→ **EXERCISE REQUIREMENTS**
(1) From the spreadsheet schema text, copy word for word the stretch from "The subject matter" through "schema from spreadsheets.".
(2) Answer these questions using the spreadsheet schema text, marking each answer with its letter:
(a) Compared with paper-based storage, what do computers need only a fraction of to store data?
(b) What may be prohibitive for some users of database-type storage solutions?
(c) In the described embodiment, what is surveyed to determine the dataset schema?
(3) Turn the paragraph of the spreadsheet schema text that begins "To facilitate computer-based storage" into a short list that keeps its main facts.

→ **TEXT EXCERPT**
+---+

The subject matter of this invention relates generally to data retrieval. More specifically, aspects of the present invention provide a tool for extracting schema from spreadsheets.
As information technology has improved in popularity, its usefulness as a way to store and retrieve data has become widely appreciated. Computers offer the ability to store data utilizing a fraction of the physical space required by paper-based storage solutions. In addition, access to the computer-based data can significantly reduce the retrieval time for the data.
To facilitate computer-based storage, several different types of storage paradigms have been developed. As can be appreciated, these paradigms can differ significantly with respect to characteristics such as simplicity of use and availability. For example, database-type storage solutions can offer interlinked data and/or or indexing that facilitate accessing and/or interpreting data. However, the time and knowledge needed to initialize the database-type storage solutions may be prohibitive for some users. In contrast, simple table-based data storage solutions, such as spreadsheets, provide a medium with greater ease of use for less sophisticated users, but this can sometimes come at the expense of data accessibility.
The inventors of the present invention have discovered that the current way of accessing data in table-based storage solutions such as spreadsheets can be improved. Specifically, the flexibility that allows a user to utilize a spreadsheet in many different ways can provide difficulties in attempting to access the data stored therein without human intervention. For example, because users are not required to define fields for data, to use standardized data constructs, and/or to provide a data definition that can be accessed by others, it becomes difficult for someone accessing the data to interpret the data that has been retrieved. To this extent, there is no way, given a set of unknown spreadsheets, to query the spreadsheets for a desired dataset. Furthermore, even though two different spreadsheets may have related information, a spreadsheet created by one individual may have a different format, different data types, different naming conventions, etc., that make using the spreadsheets in conjunction with one another a challenge.
In general, aspects of the present invention provide a tool for extracting schema from a spreadsheet. In an embodiment, a set of data that is stored in an uncataloged tabular format, such as a spreadsheet, is retrieved. The structure of the retrieved set of data is surveyed to determine the dataset schema thereof. Then, data elements within the dataset schema are analyzed to obtain information regarding the data elements. Based on dataset schema and the element information, an interface can be constructed that allows remote access to the set of data.

+---+

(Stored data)
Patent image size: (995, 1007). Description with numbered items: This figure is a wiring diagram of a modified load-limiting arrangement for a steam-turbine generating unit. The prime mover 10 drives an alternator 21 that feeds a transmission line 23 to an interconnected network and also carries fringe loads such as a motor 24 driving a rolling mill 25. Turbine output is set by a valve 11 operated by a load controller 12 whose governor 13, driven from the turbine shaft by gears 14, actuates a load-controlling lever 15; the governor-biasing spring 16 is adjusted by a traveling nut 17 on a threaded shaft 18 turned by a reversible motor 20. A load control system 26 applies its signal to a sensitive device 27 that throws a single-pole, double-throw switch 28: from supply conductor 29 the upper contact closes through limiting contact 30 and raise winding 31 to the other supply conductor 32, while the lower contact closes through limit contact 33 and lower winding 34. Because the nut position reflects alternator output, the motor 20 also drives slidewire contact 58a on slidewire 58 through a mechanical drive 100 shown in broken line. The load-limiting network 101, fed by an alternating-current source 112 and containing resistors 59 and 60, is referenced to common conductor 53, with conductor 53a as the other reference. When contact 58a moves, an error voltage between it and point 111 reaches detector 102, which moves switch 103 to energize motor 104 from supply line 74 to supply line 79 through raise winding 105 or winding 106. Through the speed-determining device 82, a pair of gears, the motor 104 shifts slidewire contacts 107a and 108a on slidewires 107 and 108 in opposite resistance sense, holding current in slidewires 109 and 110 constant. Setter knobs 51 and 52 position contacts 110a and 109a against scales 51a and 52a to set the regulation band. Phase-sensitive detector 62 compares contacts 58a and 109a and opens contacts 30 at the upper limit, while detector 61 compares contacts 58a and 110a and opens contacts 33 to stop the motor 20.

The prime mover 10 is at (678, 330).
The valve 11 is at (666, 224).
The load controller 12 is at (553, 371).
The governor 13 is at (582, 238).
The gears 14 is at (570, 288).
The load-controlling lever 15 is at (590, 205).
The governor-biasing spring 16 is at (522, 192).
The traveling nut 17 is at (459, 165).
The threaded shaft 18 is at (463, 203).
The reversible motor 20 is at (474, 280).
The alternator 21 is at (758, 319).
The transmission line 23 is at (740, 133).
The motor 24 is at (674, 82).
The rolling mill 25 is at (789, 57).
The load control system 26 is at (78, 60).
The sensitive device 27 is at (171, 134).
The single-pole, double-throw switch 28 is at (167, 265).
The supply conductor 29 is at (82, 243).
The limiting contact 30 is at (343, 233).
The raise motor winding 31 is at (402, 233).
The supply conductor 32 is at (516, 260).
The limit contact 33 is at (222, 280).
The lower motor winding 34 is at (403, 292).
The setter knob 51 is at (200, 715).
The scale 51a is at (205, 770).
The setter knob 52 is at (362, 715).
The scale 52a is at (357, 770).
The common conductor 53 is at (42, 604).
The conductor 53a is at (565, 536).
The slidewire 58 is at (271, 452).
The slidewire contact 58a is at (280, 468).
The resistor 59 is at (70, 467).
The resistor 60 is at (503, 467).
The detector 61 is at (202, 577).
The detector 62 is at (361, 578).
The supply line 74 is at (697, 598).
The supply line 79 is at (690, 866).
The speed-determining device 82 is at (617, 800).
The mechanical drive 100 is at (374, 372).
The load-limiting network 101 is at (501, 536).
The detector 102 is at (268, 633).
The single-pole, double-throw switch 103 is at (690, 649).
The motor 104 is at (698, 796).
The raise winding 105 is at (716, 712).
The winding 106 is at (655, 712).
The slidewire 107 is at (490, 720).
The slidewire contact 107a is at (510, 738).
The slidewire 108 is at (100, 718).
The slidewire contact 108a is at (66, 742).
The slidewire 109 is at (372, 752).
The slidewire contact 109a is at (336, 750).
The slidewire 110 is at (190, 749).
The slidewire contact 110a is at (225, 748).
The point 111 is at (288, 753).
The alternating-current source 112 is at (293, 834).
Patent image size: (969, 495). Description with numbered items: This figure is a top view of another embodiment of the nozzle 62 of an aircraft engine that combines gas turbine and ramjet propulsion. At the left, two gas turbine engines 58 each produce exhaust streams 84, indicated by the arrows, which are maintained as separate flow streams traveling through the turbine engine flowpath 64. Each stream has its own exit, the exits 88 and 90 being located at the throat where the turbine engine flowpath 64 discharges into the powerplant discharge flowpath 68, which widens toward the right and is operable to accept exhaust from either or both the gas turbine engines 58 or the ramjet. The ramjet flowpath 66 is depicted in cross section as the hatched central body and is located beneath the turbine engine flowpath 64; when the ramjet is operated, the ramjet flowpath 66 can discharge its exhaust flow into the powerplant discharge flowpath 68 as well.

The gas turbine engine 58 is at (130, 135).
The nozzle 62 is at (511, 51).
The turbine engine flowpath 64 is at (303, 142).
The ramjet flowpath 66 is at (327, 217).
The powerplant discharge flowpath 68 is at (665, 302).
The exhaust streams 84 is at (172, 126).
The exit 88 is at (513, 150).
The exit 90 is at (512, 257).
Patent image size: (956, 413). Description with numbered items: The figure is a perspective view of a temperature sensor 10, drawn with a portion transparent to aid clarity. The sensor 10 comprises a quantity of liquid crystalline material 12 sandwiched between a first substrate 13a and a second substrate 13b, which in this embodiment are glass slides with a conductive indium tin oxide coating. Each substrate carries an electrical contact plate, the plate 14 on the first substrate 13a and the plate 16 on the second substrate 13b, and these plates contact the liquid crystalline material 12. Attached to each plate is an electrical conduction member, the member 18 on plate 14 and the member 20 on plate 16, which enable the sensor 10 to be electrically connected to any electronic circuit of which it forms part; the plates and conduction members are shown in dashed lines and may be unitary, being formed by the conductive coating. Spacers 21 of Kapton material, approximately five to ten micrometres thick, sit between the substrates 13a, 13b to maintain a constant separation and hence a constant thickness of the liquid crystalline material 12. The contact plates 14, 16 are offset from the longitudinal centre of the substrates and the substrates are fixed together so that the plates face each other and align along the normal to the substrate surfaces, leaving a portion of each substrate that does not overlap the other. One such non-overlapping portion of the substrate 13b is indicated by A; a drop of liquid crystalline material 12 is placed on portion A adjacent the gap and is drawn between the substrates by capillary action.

+---+

→ **ANSWERS GIVEN**
(1)
The subject matter of this invention relates generally to data retrieval. More specifically, aspects of the present invention provide a tool for extracting schema from spreadsheets.

(2)
(a) The physical space.
(b) The time and knowledge needed to initialize them.
(c) The structure of the retrieved set of data.

(3)
- Several different storage paradigms have been developed to facilitate computer-based storage.
- They can differ significantly in simplicity of use and availability.
- Database-type solutions can offer interlinked data and/or indexing that help with accessing and interpreting data.
- Setting up database-type solutions may take more time and knowledge than some users can afford.
- Simple table-based solutions such as spreadsheets are easier for less sophisticated users to use, but sometimes at the expense of data accessibility.